(Dataset records)
-=-=-

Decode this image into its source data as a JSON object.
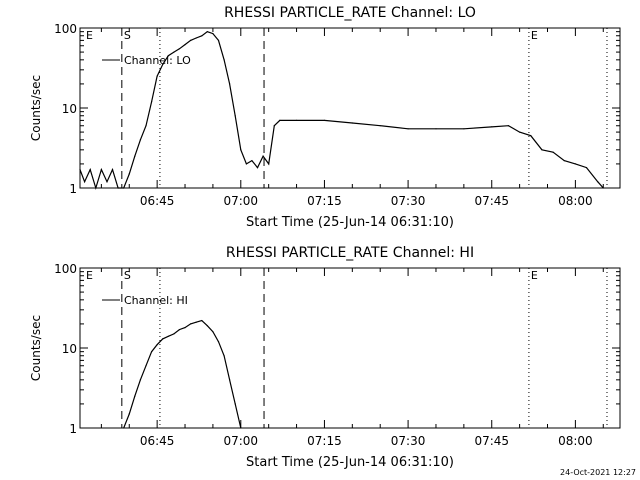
{
  "footer": {
    "timestamp": "24-Oct-2021 12:27"
  },
  "chart_data": [
    {
      "type": "line",
      "title": "RHESSI PARTICLE_RATE Channel: LO",
      "xlabel": "Start Time (25-Jun-14 06:31:10)",
      "ylabel": "Counts/sec",
      "yscale": "log",
      "ylim": [
        1,
        100
      ],
      "xlim": [
        "06:31:10",
        "08:08:00"
      ],
      "x_ticks": [
        "06:45",
        "07:00",
        "07:15",
        "07:30",
        "07:45",
        "08:00"
      ],
      "y_ticks": [
        "1",
        "10",
        "100"
      ],
      "legend": {
        "position": "top-left",
        "entries": [
          "Channel: LO"
        ]
      },
      "markers": [
        {
          "label": "E",
          "time": "06:31:10",
          "style": "none"
        },
        {
          "label": "S",
          "time": "06:38:40",
          "style": "dashed"
        },
        {
          "label": "",
          "time": "06:45:30",
          "style": "dotted"
        },
        {
          "label": "",
          "time": "07:04:10",
          "style": "dashed"
        },
        {
          "label": "E",
          "time": "07:51:40",
          "style": "dotted"
        },
        {
          "label": "",
          "time": "08:05:40",
          "style": "dotted"
        }
      ],
      "series": [
        {
          "name": "Channel: LO",
          "x": [
            "06:31:10",
            "06:32:00",
            "06:33:00",
            "06:34:00",
            "06:35:00",
            "06:36:00",
            "06:37:00",
            "06:38:00",
            "06:39:00",
            "06:40:00",
            "06:41:00",
            "06:42:00",
            "06:43:00",
            "06:44:00",
            "06:45:00",
            "06:46:00",
            "06:47:00",
            "06:48:00",
            "06:49:00",
            "06:50:00",
            "06:51:00",
            "06:52:00",
            "06:53:00",
            "06:54:00",
            "06:55:00",
            "06:56:00",
            "06:57:00",
            "06:58:00",
            "06:59:00",
            "07:00:00",
            "07:01:00",
            "07:02:00",
            "07:03:00",
            "07:04:00",
            "07:05:00",
            "07:06:00",
            "07:07:00",
            "07:10:00",
            "07:15:00",
            "07:20:00",
            "07:25:00",
            "07:30:00",
            "07:35:00",
            "07:40:00",
            "07:45:00",
            "07:48:00",
            "07:50:00",
            "07:52:00",
            "07:54:00",
            "07:56:00",
            "07:58:00",
            "08:00:00",
            "08:02:00",
            "08:04:00",
            "08:05:00"
          ],
          "values": [
            1.7,
            1.2,
            1.7,
            1.0,
            1.7,
            1.2,
            1.7,
            1.0,
            1.0,
            1.5,
            2.5,
            4,
            6,
            12,
            25,
            35,
            45,
            50,
            55,
            62,
            70,
            75,
            80,
            90,
            85,
            70,
            40,
            20,
            8,
            3,
            2,
            2.2,
            1.8,
            2.5,
            2,
            6,
            7,
            7,
            7,
            6.5,
            6,
            5.5,
            5.5,
            5.5,
            5.8,
            6,
            5,
            4.5,
            3,
            2.8,
            2.2,
            2,
            1.8,
            1.2,
            1.0
          ]
        }
      ]
    },
    {
      "type": "line",
      "title": "RHESSI PARTICLE_RATE Channel: HI",
      "xlabel": "Start Time (25-Jun-14 06:31:10)",
      "ylabel": "Counts/sec",
      "yscale": "log",
      "ylim": [
        1,
        100
      ],
      "xlim": [
        "06:31:10",
        "08:08:00"
      ],
      "x_ticks": [
        "06:45",
        "07:00",
        "07:15",
        "07:30",
        "07:45",
        "08:00"
      ],
      "y_ticks": [
        "1",
        "10",
        "100"
      ],
      "legend": {
        "position": "top-left",
        "entries": [
          "Channel: HI"
        ]
      },
      "markers": [
        {
          "label": "E",
          "time": "06:31:10",
          "style": "none"
        },
        {
          "label": "S",
          "time": "06:38:40",
          "style": "dashed"
        },
        {
          "label": "",
          "time": "06:45:30",
          "style": "dotted"
        },
        {
          "label": "",
          "time": "07:04:10",
          "style": "dashed"
        },
        {
          "label": "E",
          "time": "07:51:40",
          "style": "dotted"
        },
        {
          "label": "",
          "time": "08:05:40",
          "style": "dotted"
        }
      ],
      "series": [
        {
          "name": "Channel: HI",
          "x": [
            "06:39:00",
            "06:40:00",
            "06:41:00",
            "06:42:00",
            "06:43:00",
            "06:44:00",
            "06:45:00",
            "06:46:00",
            "06:47:00",
            "06:48:00",
            "06:49:00",
            "06:50:00",
            "06:51:00",
            "06:52:00",
            "06:53:00",
            "06:54:00",
            "06:55:00",
            "06:56:00",
            "06:57:00",
            "06:58:00",
            "06:59:00",
            "07:00:00"
          ],
          "values": [
            1.0,
            1.5,
            2.5,
            4,
            6,
            9,
            11,
            13,
            14,
            15,
            17,
            18,
            20,
            21,
            22,
            19,
            16,
            12,
            8,
            4,
            2,
            1.0
          ]
        }
      ]
    }
  ]
}
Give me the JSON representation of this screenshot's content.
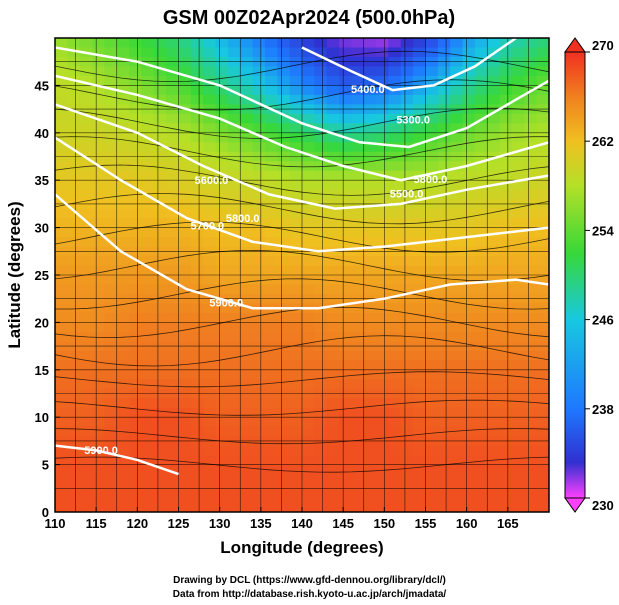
{
  "chart_data": {
    "type": "heatmap",
    "title": "GSM 00Z02Apr2024 (500.0hPa)",
    "xlabel": "Longitude (degrees)",
    "ylabel": "Latitude  (degrees)",
    "xlim": [
      110,
      170
    ],
    "ylim": [
      0,
      50
    ],
    "x_ticks": [
      "110",
      "115",
      "120",
      "125",
      "130",
      "135",
      "140",
      "145",
      "150",
      "155",
      "160",
      "165"
    ],
    "y_ticks": [
      "0",
      "5",
      "10",
      "15",
      "20",
      "25",
      "30",
      "35",
      "40",
      "45"
    ],
    "colorbar": {
      "min": 230,
      "max": 270,
      "tick_labels": [
        "230",
        "238",
        "246",
        "254",
        "262",
        "270"
      ],
      "colors": [
        "#ff40ff",
        "#3030d0",
        "#1e78ff",
        "#18c8e0",
        "#38d838",
        "#b4e028",
        "#f0c020",
        "#f08020",
        "#f03020"
      ]
    },
    "contour_labels": [
      "5400.0",
      "5400.0",
      "5300.0",
      "5800.0",
      "5500.0",
      "5600.0",
      "5700.0",
      "5800.0",
      "5900.0",
      "5900.0"
    ],
    "contours_m": [
      {
        "level": 5400,
        "points": [
          [
            140,
            49
          ],
          [
            146,
            46.5
          ],
          [
            151,
            44.5
          ],
          [
            156,
            45
          ],
          [
            161,
            47
          ],
          [
            166,
            50
          ]
        ]
      },
      {
        "level": 5500,
        "points": [
          [
            110,
            49
          ],
          [
            120,
            47.5
          ],
          [
            130,
            45
          ],
          [
            140,
            41
          ],
          [
            147,
            39
          ],
          [
            153,
            38.5
          ],
          [
            160,
            40.5
          ],
          [
            166,
            43.5
          ],
          [
            170,
            45.5
          ]
        ]
      },
      {
        "level": 5600,
        "points": [
          [
            110,
            46
          ],
          [
            120,
            44
          ],
          [
            130,
            41.5
          ],
          [
            138,
            38.5
          ],
          [
            145,
            36.5
          ],
          [
            152,
            35
          ],
          [
            160,
            36.5
          ],
          [
            170,
            39
          ]
        ]
      },
      {
        "level": 5700,
        "points": [
          [
            110,
            43
          ],
          [
            120,
            40
          ],
          [
            128,
            36.5
          ],
          [
            136,
            33.5
          ],
          [
            144,
            32
          ],
          [
            152,
            32.5
          ],
          [
            160,
            34
          ],
          [
            170,
            35.5
          ]
        ]
      },
      {
        "level": 5800,
        "points": [
          [
            110,
            39.5
          ],
          [
            118,
            35
          ],
          [
            126,
            31
          ],
          [
            134,
            28.5
          ],
          [
            142,
            27.5
          ],
          [
            150,
            28
          ],
          [
            160,
            29
          ],
          [
            170,
            30
          ]
        ]
      },
      {
        "level": 5900,
        "points": [
          [
            110,
            33.5
          ],
          [
            118,
            27.5
          ],
          [
            126,
            23.5
          ],
          [
            134,
            21.5
          ],
          [
            142,
            21.5
          ],
          [
            150,
            22.5
          ],
          [
            158,
            24
          ],
          [
            166,
            24.5
          ],
          [
            170,
            24
          ]
        ]
      },
      {
        "level": 5900,
        "points": [
          [
            110,
            7
          ],
          [
            115,
            6.5
          ],
          [
            120,
            5.5
          ],
          [
            125,
            4
          ]
        ]
      }
    ],
    "temperature_field_K": [
      {
        "lat": 50,
        "values": [
          254,
          252,
          250,
          248,
          244,
          240,
          236,
          233,
          232,
          236,
          242,
          246,
          248
        ]
      },
      {
        "lat": 45,
        "values": [
          256,
          255,
          253,
          251,
          248,
          245,
          241,
          238,
          239,
          243,
          247,
          250,
          252
        ]
      },
      {
        "lat": 40,
        "values": [
          257,
          257,
          256,
          255,
          253,
          251,
          249,
          247,
          248,
          250,
          252,
          254,
          255
        ]
      },
      {
        "lat": 35,
        "values": [
          259,
          259,
          259,
          258,
          257,
          256,
          255,
          255,
          255,
          255,
          256,
          256,
          257
        ]
      },
      {
        "lat": 30,
        "values": [
          261,
          261,
          261,
          261,
          260,
          260,
          259,
          259,
          259,
          259,
          259,
          260,
          260
        ]
      },
      {
        "lat": 25,
        "values": [
          263,
          263,
          263,
          263,
          262,
          262,
          262,
          262,
          262,
          262,
          262,
          262,
          262
        ]
      },
      {
        "lat": 20,
        "values": [
          264,
          264,
          265,
          265,
          265,
          265,
          265,
          264,
          264,
          264,
          264,
          264,
          264
        ]
      },
      {
        "lat": 15,
        "values": [
          266,
          266,
          266,
          266,
          266,
          266,
          266,
          266,
          266,
          266,
          266,
          266,
          266
        ]
      },
      {
        "lat": 10,
        "values": [
          267,
          267,
          268,
          268,
          267,
          267,
          267,
          268,
          268,
          267,
          267,
          267,
          267
        ]
      },
      {
        "lat": 5,
        "values": [
          268,
          268,
          268,
          268,
          268,
          268,
          268,
          268,
          268,
          268,
          268,
          268,
          268
        ]
      },
      {
        "lat": 0,
        "values": [
          268,
          268,
          268,
          268,
          268,
          268,
          268,
          268,
          268,
          268,
          268,
          268,
          268
        ]
      }
    ]
  },
  "credits": {
    "line1": "Drawing by DCL (https://www.gfd-dennou.org/library/dcl/)",
    "line2": "Data from http://database.rish.kyoto-u.ac.jp/arch/jmadata/"
  }
}
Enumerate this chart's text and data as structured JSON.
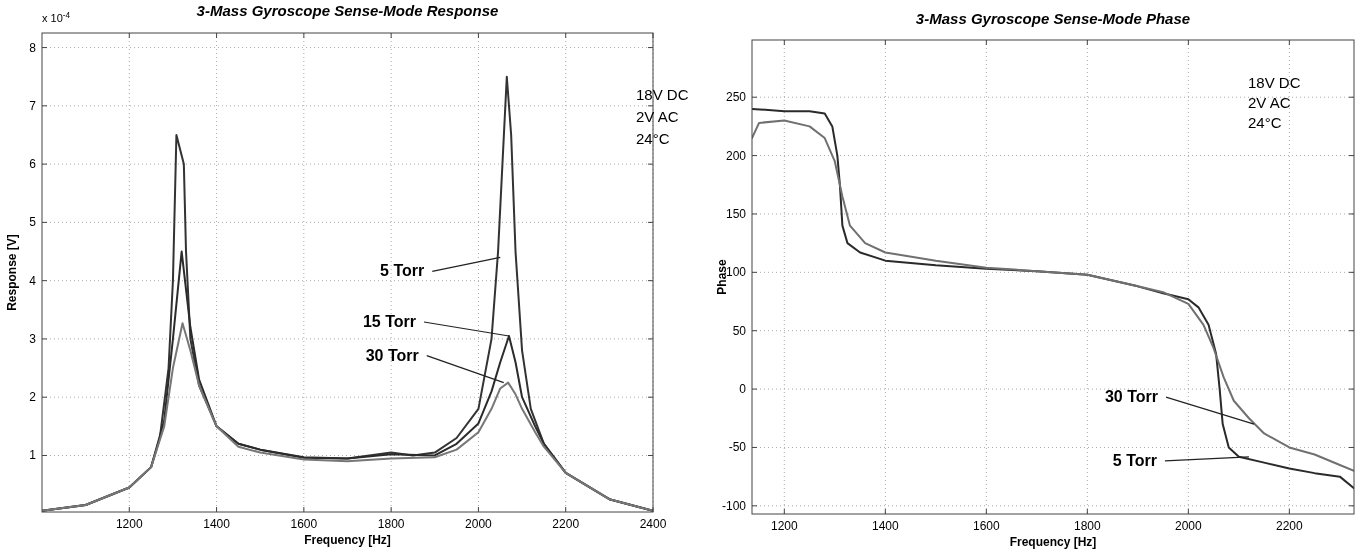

-=-=-

> **DIRECTIONS**: How many lines of the listing above include the word "this"? State the number and nothing else.

> **SOLUTION TO THE EXERCISE**: 3